[Figure record listings]
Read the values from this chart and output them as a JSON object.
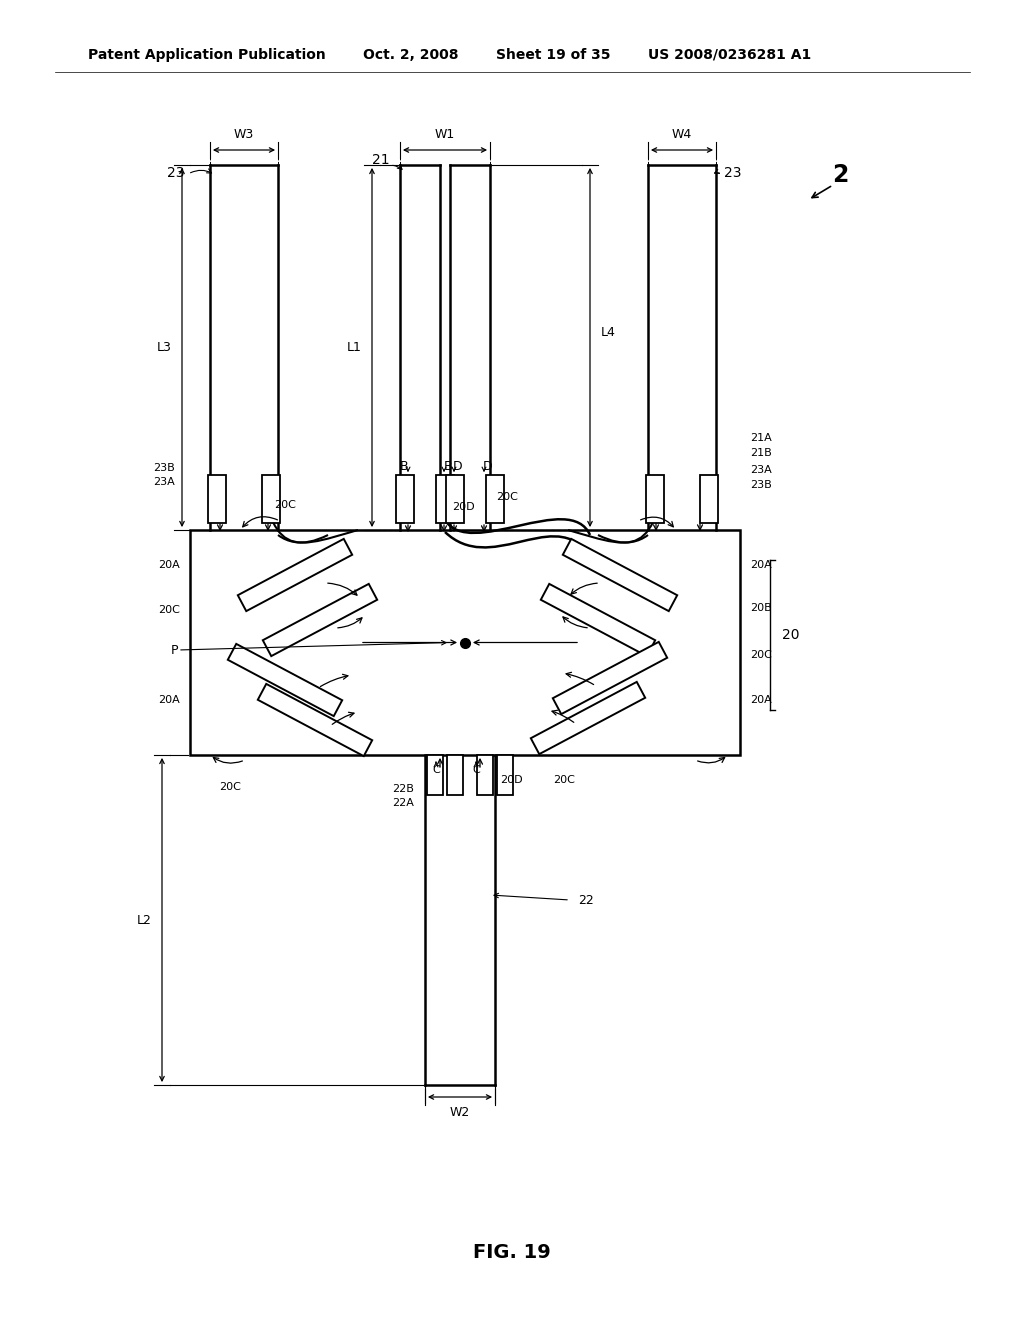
{
  "bg_color": "#ffffff",
  "header_left": "Patent Application Publication",
  "header_mid1": "Oct. 2, 2008",
  "header_mid2": "Sheet 19 of 35",
  "header_right": "US 2008/0236281 A1",
  "fig_label": "FIG. 19",
  "fig_num": "2",
  "header_fontsize": 10,
  "label_fontsize": 10,
  "small_fontsize": 9
}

— What is required —
Copy the listing over exactly, skipping the pictures it holds.

— Response —
Read the values from this chart and output them as a JSON object.
{
  "bg_color": "#ffffff",
  "header_left": "Patent Application Publication",
  "header_mid1": "Oct. 2, 2008",
  "header_mid2": "Sheet 19 of 35",
  "header_right": "US 2008/0236281 A1",
  "fig_label": "FIG. 19",
  "fig_num": "2",
  "header_fontsize": 10,
  "label_fontsize": 10,
  "small_fontsize": 9
}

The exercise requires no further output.